# [TASK DIRECTIONS]
Drop all pictures and repeat exactly the lines from the line holding "Give me a plain-text" through the end of the records.
##########
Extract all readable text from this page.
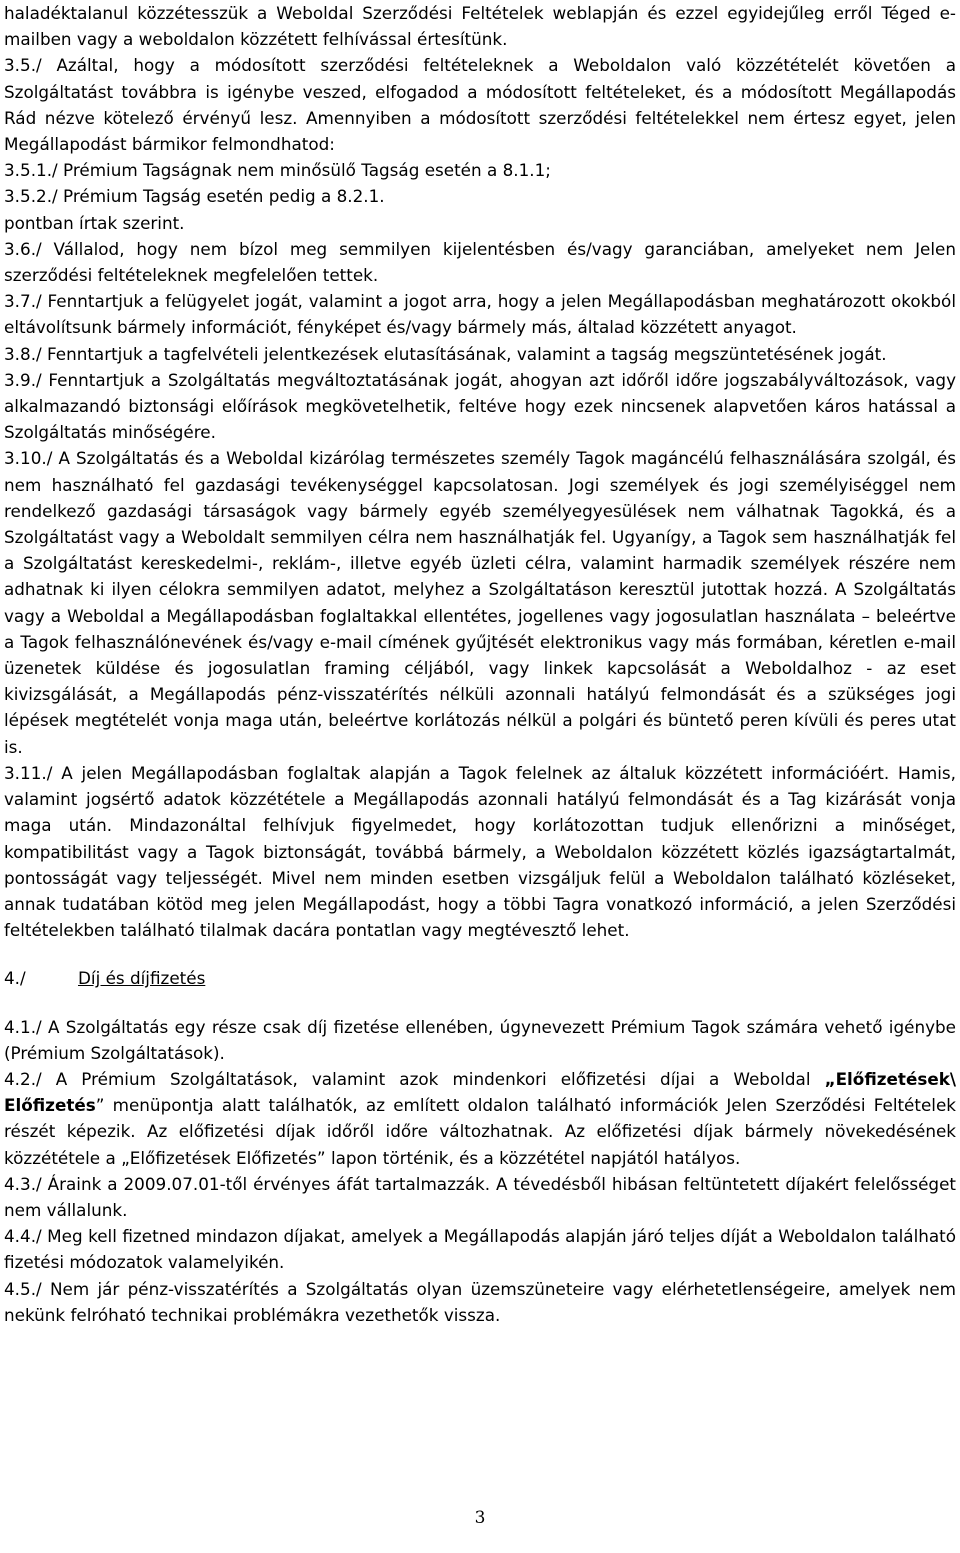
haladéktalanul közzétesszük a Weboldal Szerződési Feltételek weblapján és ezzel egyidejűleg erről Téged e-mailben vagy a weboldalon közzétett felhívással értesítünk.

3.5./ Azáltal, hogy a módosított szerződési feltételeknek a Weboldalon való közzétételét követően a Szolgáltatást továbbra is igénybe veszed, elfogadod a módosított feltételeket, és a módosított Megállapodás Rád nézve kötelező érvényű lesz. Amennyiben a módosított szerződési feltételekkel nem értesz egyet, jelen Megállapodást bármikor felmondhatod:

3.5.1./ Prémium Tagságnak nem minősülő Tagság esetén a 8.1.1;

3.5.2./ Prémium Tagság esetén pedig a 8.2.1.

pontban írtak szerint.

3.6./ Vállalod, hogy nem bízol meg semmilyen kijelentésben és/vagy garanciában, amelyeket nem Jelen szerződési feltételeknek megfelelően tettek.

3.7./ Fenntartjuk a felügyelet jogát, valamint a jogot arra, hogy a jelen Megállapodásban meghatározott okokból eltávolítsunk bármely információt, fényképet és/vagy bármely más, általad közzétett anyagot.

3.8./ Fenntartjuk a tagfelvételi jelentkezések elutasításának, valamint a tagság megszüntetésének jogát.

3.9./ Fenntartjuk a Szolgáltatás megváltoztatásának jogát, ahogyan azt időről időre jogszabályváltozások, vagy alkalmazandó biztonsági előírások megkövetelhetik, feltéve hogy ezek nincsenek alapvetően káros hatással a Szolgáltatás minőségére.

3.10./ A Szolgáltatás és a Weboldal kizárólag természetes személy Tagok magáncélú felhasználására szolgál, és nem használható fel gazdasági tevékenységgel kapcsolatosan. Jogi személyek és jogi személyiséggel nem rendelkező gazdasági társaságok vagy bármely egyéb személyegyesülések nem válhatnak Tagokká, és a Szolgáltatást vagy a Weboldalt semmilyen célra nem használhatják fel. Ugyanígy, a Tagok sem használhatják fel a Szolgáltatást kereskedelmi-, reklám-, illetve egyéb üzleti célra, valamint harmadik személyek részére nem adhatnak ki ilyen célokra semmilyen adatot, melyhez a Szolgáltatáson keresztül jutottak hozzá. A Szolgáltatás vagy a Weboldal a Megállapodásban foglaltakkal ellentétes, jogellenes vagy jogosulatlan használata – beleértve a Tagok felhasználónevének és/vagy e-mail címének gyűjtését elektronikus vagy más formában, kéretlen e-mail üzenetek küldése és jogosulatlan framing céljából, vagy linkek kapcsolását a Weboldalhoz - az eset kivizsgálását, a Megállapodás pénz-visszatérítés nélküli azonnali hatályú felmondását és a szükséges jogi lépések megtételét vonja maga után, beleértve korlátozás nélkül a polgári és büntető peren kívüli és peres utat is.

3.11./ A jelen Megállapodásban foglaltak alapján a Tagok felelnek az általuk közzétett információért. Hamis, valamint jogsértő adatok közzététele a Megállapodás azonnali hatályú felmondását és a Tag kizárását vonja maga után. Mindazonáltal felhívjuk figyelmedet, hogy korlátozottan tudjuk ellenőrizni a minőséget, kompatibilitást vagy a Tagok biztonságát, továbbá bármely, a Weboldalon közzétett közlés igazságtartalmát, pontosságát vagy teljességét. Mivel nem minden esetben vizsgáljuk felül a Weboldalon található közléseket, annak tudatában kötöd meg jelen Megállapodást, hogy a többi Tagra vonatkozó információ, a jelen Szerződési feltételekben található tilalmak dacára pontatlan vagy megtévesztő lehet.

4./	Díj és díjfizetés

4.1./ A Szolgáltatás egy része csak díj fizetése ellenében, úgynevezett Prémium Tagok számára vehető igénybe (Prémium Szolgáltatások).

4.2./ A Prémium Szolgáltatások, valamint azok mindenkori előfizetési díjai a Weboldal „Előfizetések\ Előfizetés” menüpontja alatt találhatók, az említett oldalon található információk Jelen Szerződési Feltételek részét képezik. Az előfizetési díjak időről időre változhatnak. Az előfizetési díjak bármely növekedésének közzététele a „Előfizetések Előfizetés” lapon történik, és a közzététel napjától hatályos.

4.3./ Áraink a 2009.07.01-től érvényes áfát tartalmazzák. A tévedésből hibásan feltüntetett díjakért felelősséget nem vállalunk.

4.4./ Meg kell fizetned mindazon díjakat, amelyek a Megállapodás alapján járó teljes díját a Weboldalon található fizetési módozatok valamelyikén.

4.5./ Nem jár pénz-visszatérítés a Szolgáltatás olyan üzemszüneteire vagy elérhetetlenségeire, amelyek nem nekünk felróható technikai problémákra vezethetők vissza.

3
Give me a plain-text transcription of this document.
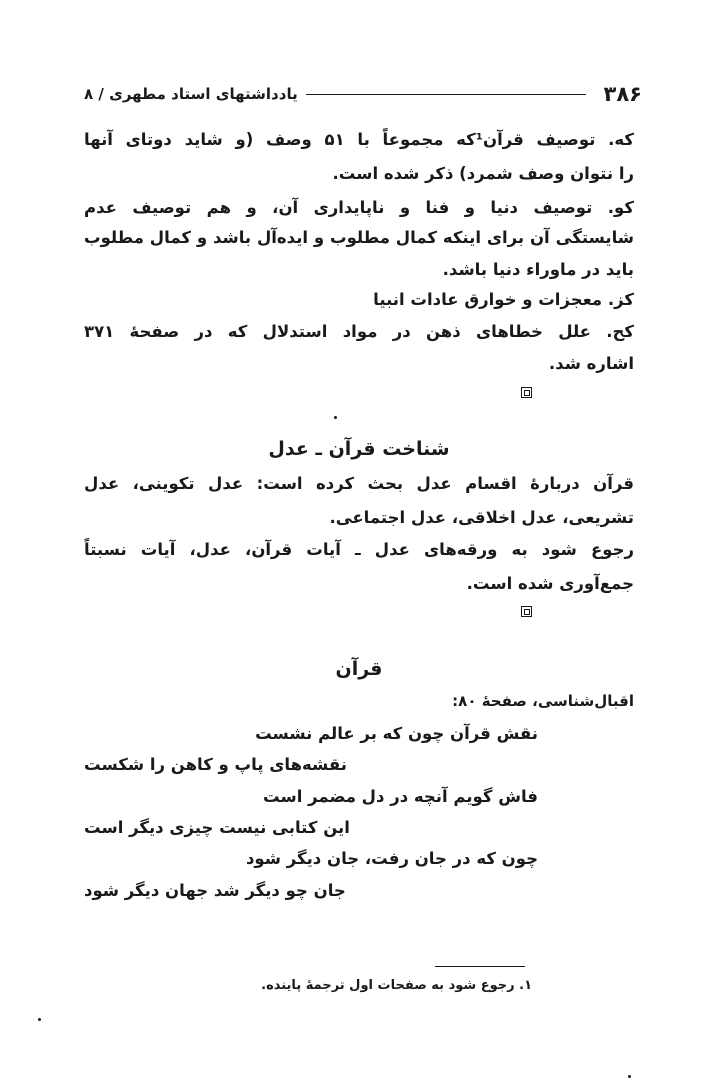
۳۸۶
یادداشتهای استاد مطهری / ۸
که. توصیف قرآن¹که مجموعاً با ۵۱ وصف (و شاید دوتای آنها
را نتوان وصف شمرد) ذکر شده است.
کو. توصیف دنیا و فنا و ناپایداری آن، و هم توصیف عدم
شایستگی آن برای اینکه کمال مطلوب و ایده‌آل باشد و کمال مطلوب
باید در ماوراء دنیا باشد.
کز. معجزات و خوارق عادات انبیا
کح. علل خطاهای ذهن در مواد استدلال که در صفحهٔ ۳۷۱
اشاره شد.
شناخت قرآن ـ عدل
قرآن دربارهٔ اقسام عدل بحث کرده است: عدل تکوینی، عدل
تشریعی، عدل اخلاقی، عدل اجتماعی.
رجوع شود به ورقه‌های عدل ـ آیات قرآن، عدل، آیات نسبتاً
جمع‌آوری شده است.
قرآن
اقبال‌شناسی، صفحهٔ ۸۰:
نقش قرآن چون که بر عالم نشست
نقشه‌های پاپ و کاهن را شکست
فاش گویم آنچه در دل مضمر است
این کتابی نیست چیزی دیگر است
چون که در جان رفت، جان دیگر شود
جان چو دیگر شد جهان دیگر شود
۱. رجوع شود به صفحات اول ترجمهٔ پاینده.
##########
# [FULL SOLUTION]
Give me a plain-text transcription of this document.
۳۸۶
یادداشتهای استاد مطهری / ۸
که. توصیف قرآن¹که مجموعاً با ۵۱ وصف (و شاید دوتای آنها
را نتوان وصف شمرد) ذکر شده است.
کو. توصیف دنیا و فنا و ناپایداری آن، و هم توصیف عدم
شایستگی آن برای اینکه کمال مطلوب و ایده‌آل باشد و کمال مطلوب
باید در ماوراء دنیا باشد.
کز. معجزات و خوارق عادات انبیا
کح. علل خطاهای ذهن در مواد استدلال که در صفحهٔ ۳۷۱
اشاره شد.
شناخت قرآن ـ عدل
قرآن دربارهٔ اقسام عدل بحث کرده است: عدل تکوینی، عدل
تشریعی، عدل اخلاقی، عدل اجتماعی.
رجوع شود به ورقه‌های عدل ـ آیات قرآن، عدل، آیات نسبتاً
جمع‌آوری شده است.
قرآن
اقبال‌شناسی، صفحهٔ ۸۰:
نقش قرآن چون که بر عالم نشست
نقشه‌های پاپ و کاهن را شکست
فاش گویم آنچه در دل مضمر است
این کتابی نیست چیزی دیگر است
چون که در جان رفت، جان دیگر شود
جان چو دیگر شد جهان دیگر شود
۱. رجوع شود به صفحات اول ترجمهٔ پاینده.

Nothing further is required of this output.